## Task prompt
Identify the lines that contain the string "experts" and copy all of them.

(Items listed in a dataset)
──────────────────────────────

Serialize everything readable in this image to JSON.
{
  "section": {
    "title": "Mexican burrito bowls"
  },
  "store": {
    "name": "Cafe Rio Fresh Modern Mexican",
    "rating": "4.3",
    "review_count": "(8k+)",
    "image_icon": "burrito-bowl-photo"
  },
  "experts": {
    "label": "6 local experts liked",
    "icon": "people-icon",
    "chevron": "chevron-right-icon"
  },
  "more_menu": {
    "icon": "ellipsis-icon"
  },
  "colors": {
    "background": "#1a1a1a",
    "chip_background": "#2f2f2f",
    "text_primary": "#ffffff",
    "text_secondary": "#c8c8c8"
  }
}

──────────────────────────────

## Reply
  "experts": {
    "label": "6 local experts liked",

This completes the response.